## begin

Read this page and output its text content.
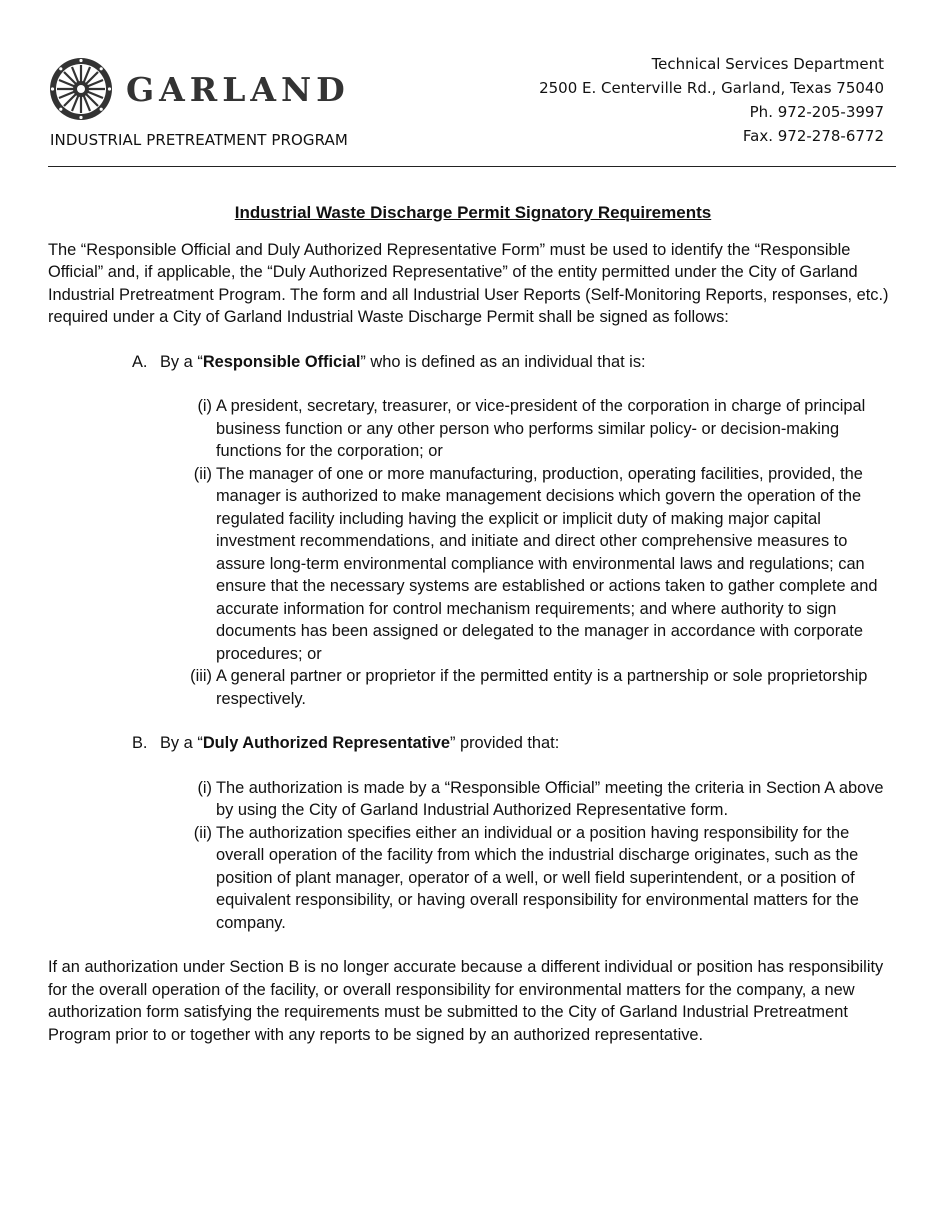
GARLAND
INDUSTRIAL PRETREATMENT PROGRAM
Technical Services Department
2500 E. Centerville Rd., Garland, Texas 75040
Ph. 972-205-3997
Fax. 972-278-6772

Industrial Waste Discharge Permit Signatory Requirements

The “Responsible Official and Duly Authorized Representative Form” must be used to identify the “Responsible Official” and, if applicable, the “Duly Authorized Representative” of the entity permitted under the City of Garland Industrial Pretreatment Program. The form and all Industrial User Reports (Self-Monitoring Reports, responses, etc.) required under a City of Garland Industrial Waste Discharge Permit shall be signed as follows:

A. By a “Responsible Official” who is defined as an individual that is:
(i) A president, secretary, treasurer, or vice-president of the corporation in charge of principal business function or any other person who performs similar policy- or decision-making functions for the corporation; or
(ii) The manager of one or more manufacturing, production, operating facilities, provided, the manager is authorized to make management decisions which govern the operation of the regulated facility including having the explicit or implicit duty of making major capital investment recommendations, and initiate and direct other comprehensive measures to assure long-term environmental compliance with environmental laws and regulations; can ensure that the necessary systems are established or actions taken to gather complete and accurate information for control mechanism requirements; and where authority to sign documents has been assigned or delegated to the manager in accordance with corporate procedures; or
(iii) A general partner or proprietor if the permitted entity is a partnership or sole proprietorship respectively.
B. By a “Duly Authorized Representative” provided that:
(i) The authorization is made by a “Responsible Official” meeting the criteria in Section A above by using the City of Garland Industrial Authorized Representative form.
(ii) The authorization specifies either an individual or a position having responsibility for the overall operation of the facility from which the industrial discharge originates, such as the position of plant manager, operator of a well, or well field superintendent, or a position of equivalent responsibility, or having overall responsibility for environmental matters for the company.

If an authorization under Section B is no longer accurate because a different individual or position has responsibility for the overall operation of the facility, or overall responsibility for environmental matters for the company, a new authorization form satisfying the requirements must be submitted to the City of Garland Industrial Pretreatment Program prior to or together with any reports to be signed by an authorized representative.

## end
## begin

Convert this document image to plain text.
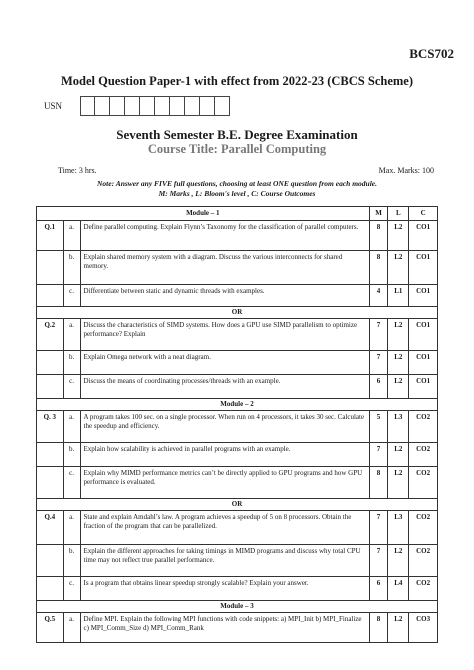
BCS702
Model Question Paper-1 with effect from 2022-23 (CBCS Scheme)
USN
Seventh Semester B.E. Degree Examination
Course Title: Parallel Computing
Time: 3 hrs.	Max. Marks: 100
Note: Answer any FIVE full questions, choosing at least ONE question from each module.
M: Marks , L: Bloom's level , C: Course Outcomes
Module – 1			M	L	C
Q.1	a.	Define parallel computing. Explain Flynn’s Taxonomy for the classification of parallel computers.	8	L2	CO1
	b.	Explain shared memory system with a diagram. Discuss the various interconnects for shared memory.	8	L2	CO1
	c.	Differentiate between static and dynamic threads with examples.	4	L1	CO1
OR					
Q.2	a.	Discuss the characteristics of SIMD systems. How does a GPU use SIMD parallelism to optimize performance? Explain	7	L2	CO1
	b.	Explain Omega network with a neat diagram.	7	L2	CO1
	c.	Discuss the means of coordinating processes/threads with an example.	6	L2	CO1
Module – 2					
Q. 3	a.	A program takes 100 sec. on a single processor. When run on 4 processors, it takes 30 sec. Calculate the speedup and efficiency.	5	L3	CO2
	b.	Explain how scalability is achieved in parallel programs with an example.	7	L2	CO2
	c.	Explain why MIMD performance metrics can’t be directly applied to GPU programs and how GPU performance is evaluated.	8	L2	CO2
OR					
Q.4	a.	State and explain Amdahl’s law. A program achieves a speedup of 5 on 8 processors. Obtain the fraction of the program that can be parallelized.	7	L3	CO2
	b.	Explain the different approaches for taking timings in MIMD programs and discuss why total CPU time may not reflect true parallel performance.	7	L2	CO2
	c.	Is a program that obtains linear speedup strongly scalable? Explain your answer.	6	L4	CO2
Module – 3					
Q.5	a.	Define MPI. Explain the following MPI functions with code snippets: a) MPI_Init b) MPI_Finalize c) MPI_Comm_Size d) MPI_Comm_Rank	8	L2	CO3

## end

[EXERCISE INSTRUCTIONS]: Looking at the entries above, how many lines contain the word "position"? Answer with the number alone.

[PROBLEM SOLUTION]: 2